> Stated goal:
List each line of the data in which the string "onions" appears.

Records
════════

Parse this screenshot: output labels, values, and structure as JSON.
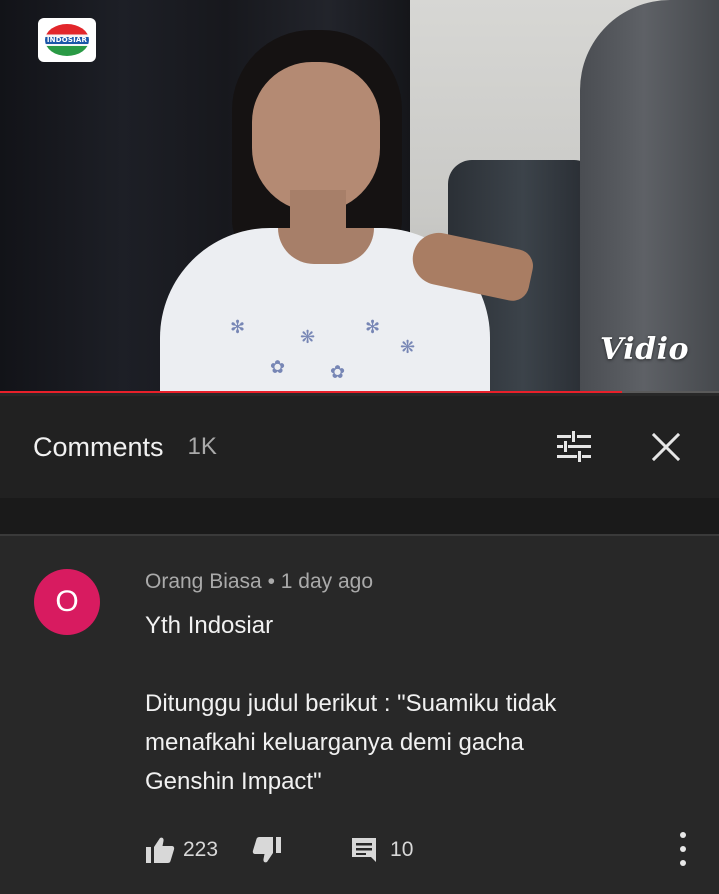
{
  "video": {
    "channel_logo_text": "INDOSIAR",
    "watermark": "Vidio",
    "progress": 0.865
  },
  "comments_header": {
    "title": "Comments",
    "count": "1K",
    "sort_icon": "sort-filter-icon",
    "close_icon": "close-icon"
  },
  "comment": {
    "avatar_letter": "O",
    "avatar_color": "#d81b60",
    "meta": "Orang Biasa • 1 day ago",
    "line1": "Yth Indosiar",
    "line2": "Ditunggu judul berikut : \"Suamiku tidak",
    "line3": "menafkahi keluarganya demi gacha",
    "line4": "Genshin Impact\"",
    "likes": "223",
    "replies": "10",
    "like_icon": "thumbs-up-icon",
    "dislike_icon": "thumbs-down-icon",
    "reply_icon": "comment-icon",
    "more_icon": "more-vertical-icon"
  },
  "colors": {
    "background": "#282828",
    "header_bg": "#212121",
    "progress": "#e8202a",
    "text_primary": "#f1f1f1",
    "text_secondary": "#aaaaaa"
  }
}
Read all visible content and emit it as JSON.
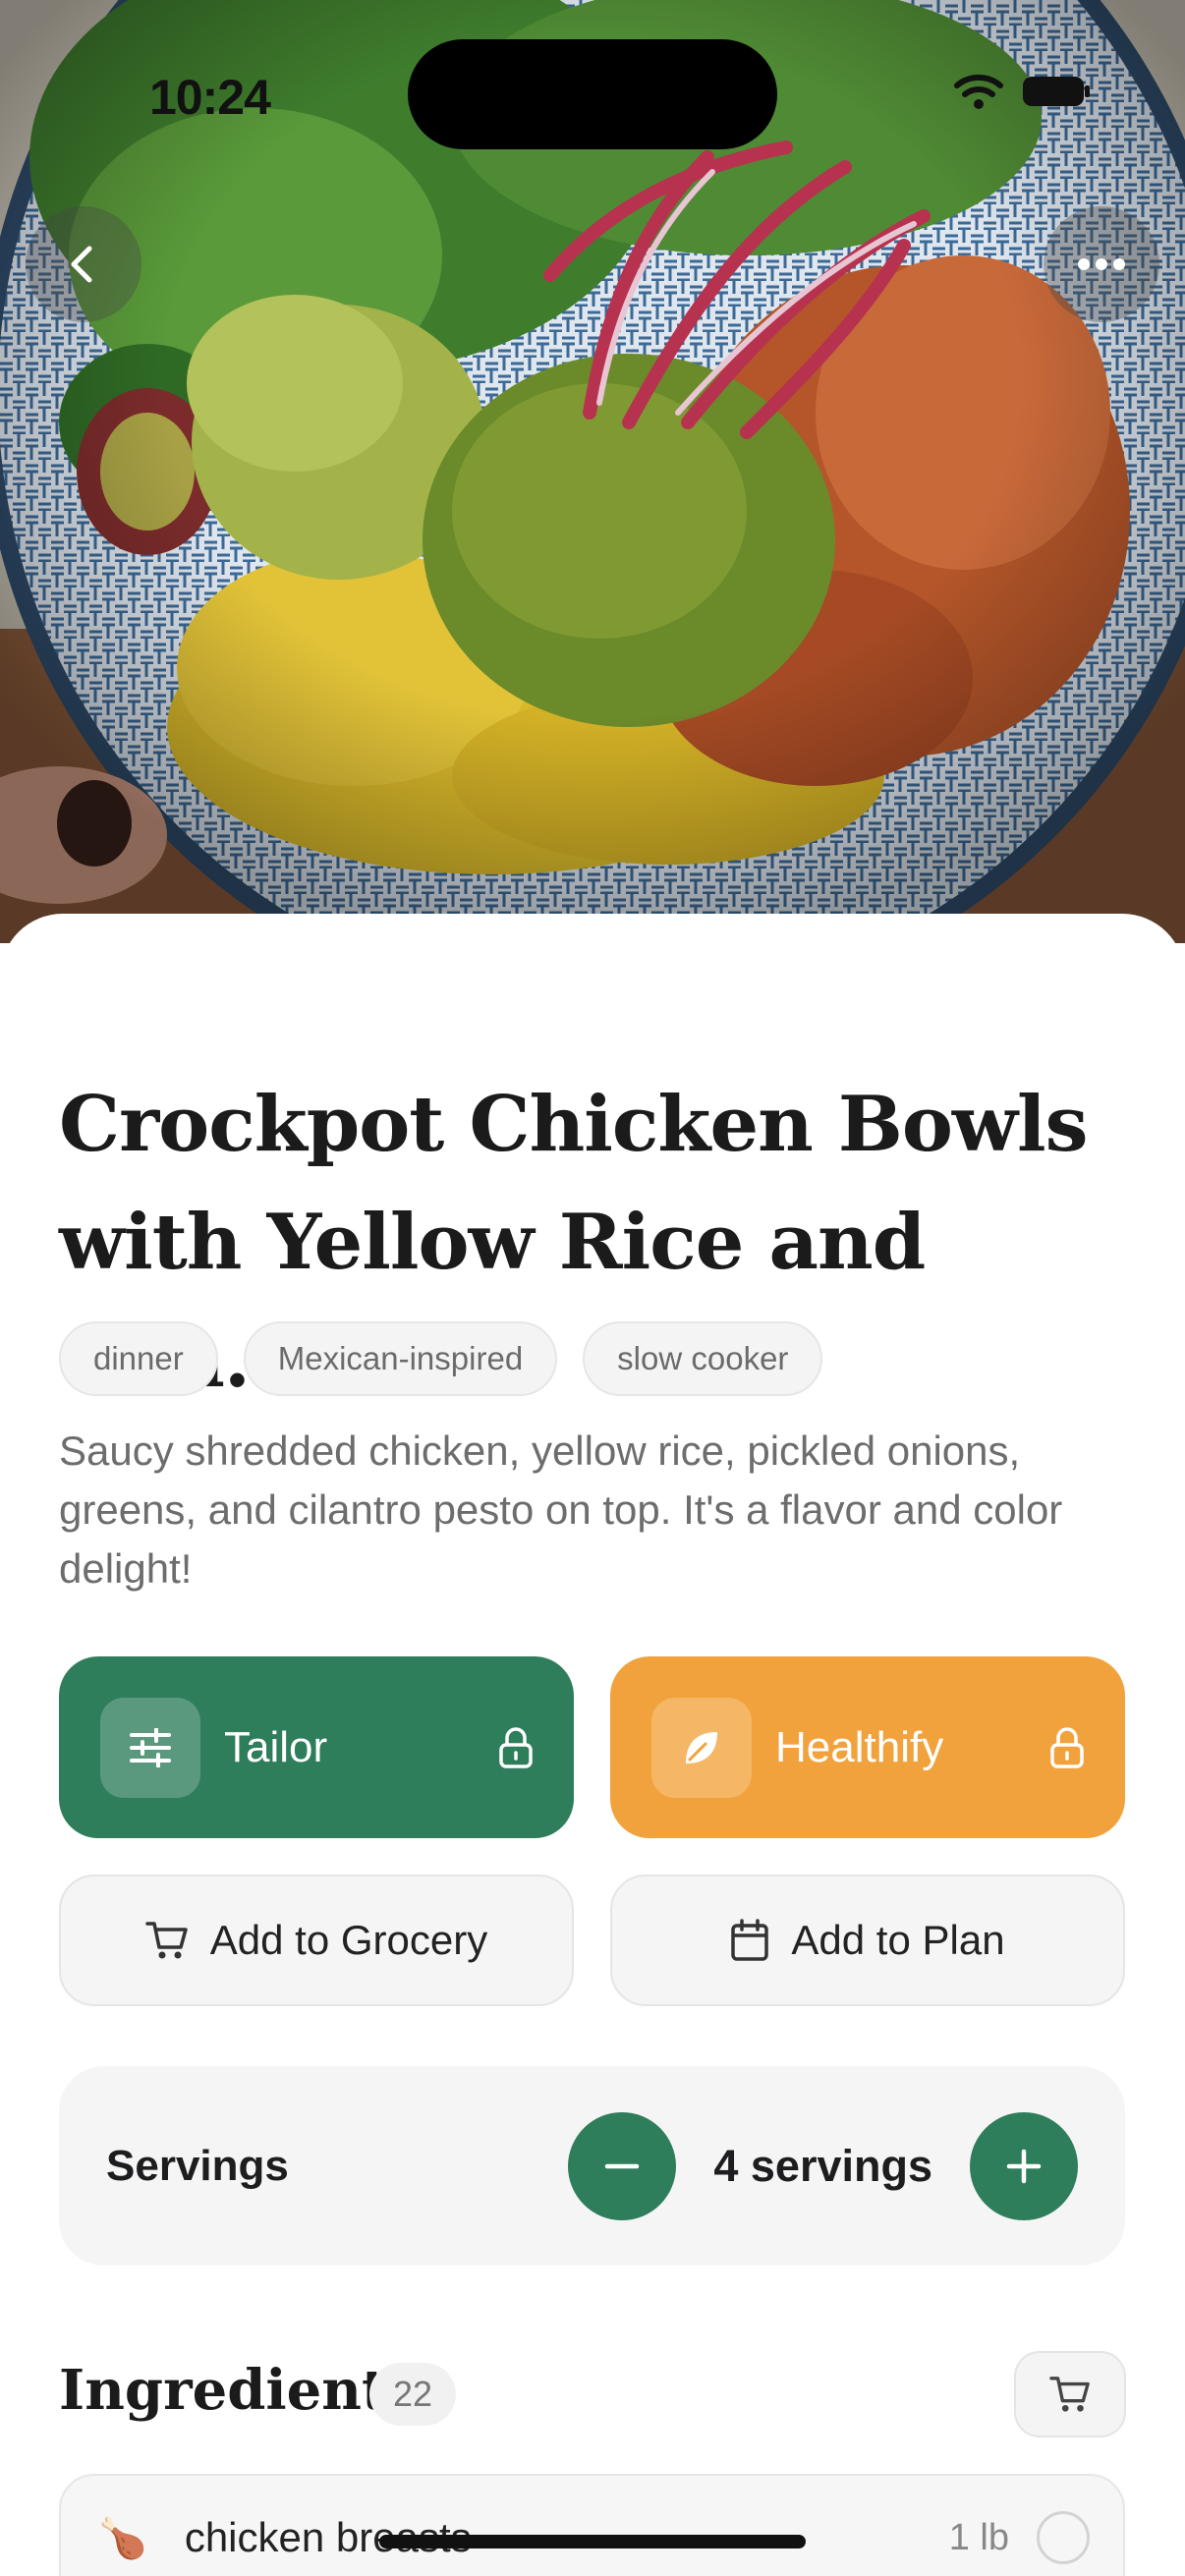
{
  "status_bar": {
    "time": "10:24"
  },
  "hero": {
    "image_alt": "Bowl with greens, guacamole, cilantro pesto, pickled onions, shredded chicken and yellow rice"
  },
  "recipe": {
    "title": "Crockpot Chicken Bowls with Yellow Rice and Cila...",
    "tags": [
      "dinner",
      "Mexican-inspired",
      "slow cooker"
    ],
    "description": "Saucy shredded chicken, yellow rice, pickled onions, greens, and cilantro pesto on top. It's a flavor and color delight!"
  },
  "actions": {
    "tailor_label": "Tailor",
    "healthify_label": "Healthify",
    "grocery_label": "Add to Grocery",
    "plan_label": "Add to Plan"
  },
  "servings": {
    "label": "Servings",
    "value": "4 servings"
  },
  "ingredients": {
    "heading": "Ingredients",
    "count": "22",
    "items": [
      {
        "emoji": "🍗",
        "name": "chicken breasts",
        "qty": "1 lb"
      }
    ]
  },
  "colors": {
    "primary_green": "#2e7d5b",
    "healthify_orange": "#f2a23c"
  },
  "icons": [
    "back-chevron-icon",
    "more-dots-icon",
    "sliders-icon",
    "leaf-icon",
    "lock-icon",
    "cart-icon",
    "calendar-icon",
    "minus-icon",
    "plus-icon",
    "wifi-icon",
    "battery-icon"
  ]
}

════════

> Task response:
    "image_alt": "Bowl with greens, guacamole, cilantro pesto, pickled onions, shredded chicken and yellow rice"
    "description": "Saucy shredded chicken, yellow rice, pickled onions, greens, and cilantro pesto on top. It's a flavor and color delight!"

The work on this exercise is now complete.